§ **PAGE EXCERPT**:
The actual presentation of the award narrowly avoided disaster. After tripping all through my talk in the morning, I put a seal on the day by almost tripping in a spectacular way when going up to get the award. The speaker in this room was on a little podium with a stepladder leading up to it. A rather frail, bendy stepladder. Now, I don't so much walk up stairs as bounce up them, so picture it: I come up the side aisle, stride up to the podium, and bounce from the ground onto the second, top, step which buckles under me. I thank my lucky star that I didn't pitch forward and collide with the O'Reilly editor presenting the award, but instead managed to actually remain stable. (For much of the rest of the conference random people would stop by and congratulate me. It was quite a nice feeling.)
The rest of the evening proved kind of confusing, and I wound up not getting any dinner at all. After going out to the car to leave the framed certificate for the award (picture forthcoming in a few days), I came back and found that Greg and Anton had scampered off for dinner to parts unknown, though I didn't realize this at the time. There was a ZODB4 BoF session that we wanted to attend, so, while I followed the Pythonlabs and O'Reilly groups into the hotel's restaurant, I dashed off after 10 minutes without ordering anything.
The BoF session proved disappointing. It was intended to be a discussion of what a general persistence API for Python should look like, so that object-relational tools such as MiddleKit and object tools such as the ZODB could be used more interchangably, but as almost all of the attendees were potential users, not potential implementors, it turned into simply a summary of the existing ZODB interfaces with some suggestions about the changes needed to make them more general.

§ **Document layout detection data**:

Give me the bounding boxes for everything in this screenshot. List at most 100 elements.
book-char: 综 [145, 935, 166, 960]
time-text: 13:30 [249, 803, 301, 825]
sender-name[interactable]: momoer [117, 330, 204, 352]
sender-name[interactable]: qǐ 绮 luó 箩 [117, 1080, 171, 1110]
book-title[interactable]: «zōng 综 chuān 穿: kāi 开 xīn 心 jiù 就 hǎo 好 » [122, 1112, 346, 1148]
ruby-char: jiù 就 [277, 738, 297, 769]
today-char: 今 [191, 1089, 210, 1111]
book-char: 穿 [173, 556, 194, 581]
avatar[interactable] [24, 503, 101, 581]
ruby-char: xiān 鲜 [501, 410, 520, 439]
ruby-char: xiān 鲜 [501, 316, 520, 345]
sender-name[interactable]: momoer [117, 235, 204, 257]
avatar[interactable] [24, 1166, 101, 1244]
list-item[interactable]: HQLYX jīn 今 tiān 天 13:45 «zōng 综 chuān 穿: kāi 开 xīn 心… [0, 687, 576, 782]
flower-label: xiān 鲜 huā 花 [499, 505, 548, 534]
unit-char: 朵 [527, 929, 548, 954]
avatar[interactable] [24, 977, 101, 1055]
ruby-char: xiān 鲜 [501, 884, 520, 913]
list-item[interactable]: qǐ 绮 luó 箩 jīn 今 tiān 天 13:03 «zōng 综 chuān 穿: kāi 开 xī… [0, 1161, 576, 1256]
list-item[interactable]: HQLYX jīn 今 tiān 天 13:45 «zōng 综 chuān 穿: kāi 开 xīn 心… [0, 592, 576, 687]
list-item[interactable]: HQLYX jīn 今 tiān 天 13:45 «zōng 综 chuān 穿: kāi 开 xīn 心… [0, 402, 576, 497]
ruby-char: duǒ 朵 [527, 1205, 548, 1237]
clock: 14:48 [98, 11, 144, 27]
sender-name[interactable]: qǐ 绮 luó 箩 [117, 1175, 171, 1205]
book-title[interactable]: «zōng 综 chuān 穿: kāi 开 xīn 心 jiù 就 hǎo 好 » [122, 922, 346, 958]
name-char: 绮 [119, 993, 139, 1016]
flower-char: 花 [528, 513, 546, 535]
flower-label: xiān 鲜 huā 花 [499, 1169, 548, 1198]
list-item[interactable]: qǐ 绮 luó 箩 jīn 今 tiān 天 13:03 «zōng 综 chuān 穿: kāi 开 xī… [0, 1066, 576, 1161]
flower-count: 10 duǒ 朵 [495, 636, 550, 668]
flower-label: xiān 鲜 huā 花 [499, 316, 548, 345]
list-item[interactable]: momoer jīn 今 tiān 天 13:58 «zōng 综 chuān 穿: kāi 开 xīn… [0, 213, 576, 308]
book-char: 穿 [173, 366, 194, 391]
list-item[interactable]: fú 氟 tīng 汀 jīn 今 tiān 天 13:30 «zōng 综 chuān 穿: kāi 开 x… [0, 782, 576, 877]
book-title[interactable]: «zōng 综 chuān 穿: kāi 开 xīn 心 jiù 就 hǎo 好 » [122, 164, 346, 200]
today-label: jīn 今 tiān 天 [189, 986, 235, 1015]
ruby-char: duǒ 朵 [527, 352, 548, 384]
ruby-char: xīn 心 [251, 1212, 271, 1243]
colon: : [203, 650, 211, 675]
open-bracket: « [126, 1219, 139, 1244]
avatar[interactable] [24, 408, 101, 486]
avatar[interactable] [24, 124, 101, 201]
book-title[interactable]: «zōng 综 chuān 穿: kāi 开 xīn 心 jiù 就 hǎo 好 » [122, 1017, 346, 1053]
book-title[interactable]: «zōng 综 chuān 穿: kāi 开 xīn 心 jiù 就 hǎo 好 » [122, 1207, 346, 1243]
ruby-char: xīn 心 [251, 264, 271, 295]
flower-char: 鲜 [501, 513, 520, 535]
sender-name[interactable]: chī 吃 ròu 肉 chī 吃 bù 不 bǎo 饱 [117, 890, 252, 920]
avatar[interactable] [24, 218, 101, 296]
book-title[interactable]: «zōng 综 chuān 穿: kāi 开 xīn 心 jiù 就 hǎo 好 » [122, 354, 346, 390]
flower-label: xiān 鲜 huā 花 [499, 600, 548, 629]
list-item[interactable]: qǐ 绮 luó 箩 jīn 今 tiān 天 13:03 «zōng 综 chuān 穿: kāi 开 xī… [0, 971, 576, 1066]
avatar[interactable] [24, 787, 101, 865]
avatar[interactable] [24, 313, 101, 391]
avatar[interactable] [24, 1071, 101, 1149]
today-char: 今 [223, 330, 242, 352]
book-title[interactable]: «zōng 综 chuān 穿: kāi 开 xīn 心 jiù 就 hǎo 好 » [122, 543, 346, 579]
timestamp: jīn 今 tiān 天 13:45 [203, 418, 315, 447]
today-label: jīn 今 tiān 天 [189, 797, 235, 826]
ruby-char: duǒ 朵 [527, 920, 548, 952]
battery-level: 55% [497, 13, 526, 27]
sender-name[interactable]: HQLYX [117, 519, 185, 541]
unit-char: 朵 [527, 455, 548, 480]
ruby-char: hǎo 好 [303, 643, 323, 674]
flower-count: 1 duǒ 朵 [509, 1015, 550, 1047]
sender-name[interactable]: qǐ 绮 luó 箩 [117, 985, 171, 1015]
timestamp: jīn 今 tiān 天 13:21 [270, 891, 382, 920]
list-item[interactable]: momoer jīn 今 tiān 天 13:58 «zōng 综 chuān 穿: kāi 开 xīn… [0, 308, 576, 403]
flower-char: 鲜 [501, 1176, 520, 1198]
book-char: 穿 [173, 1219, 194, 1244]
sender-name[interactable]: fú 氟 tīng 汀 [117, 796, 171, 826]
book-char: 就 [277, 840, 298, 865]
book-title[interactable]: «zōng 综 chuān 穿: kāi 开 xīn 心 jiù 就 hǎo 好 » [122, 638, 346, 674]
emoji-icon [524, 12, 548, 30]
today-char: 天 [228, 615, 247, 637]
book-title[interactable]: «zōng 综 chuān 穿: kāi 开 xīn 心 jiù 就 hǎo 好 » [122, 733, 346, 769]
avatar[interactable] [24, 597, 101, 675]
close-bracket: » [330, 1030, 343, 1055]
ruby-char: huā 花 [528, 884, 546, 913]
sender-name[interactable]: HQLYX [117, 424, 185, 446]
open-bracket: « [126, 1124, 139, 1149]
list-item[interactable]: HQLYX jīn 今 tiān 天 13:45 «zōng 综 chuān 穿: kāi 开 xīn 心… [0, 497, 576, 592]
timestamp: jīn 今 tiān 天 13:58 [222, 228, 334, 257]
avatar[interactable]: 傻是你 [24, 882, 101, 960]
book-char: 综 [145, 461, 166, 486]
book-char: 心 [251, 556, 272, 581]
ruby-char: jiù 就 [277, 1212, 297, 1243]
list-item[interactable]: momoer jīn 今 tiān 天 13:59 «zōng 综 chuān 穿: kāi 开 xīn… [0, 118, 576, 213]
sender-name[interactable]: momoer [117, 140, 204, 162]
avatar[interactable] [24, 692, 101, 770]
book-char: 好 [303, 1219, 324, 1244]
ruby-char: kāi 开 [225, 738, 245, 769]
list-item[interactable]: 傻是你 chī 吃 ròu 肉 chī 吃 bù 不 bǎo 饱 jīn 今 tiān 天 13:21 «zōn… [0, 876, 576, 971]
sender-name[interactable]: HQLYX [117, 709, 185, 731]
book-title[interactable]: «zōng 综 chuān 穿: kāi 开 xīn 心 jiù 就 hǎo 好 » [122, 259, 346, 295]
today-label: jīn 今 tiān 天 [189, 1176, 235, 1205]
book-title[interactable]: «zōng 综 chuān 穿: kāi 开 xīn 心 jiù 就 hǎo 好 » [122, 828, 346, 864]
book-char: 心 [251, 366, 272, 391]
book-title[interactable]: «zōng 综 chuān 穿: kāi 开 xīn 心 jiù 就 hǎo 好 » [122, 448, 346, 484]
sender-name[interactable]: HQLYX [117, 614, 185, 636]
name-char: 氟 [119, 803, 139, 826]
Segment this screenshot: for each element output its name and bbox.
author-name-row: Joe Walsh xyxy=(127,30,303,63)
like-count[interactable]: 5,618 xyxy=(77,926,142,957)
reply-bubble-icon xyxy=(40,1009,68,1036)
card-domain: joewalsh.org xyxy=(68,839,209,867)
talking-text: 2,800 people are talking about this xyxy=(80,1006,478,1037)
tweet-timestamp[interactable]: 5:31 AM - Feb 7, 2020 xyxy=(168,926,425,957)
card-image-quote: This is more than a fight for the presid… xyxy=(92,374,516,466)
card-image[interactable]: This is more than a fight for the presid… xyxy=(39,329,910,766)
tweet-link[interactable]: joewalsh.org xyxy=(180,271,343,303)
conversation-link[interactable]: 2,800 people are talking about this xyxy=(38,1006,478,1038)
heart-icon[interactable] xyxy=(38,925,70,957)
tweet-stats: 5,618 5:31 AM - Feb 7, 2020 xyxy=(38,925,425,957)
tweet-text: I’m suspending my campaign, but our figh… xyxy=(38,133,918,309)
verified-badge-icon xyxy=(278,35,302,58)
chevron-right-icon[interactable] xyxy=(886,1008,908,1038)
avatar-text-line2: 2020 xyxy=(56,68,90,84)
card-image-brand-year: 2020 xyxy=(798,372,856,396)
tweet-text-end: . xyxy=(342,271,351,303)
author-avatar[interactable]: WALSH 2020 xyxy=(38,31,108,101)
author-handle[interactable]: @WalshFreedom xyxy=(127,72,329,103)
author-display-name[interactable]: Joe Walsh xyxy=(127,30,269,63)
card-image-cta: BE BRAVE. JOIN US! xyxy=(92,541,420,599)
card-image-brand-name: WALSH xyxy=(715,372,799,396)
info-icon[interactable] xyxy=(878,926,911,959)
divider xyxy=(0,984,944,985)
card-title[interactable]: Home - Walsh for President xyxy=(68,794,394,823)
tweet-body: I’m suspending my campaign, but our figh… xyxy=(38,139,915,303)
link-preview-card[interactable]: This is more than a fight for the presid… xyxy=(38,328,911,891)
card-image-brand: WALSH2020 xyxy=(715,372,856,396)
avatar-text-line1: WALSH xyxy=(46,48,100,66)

§ **WHAT TO DO**: Name every piece of software mentioned in the conference account. Rely only on the conference account itself for what follows, not on the records.

§ **SOLUTION TO THIS PROBLEM**: ZODB4, Python, MiddleKit, ZODB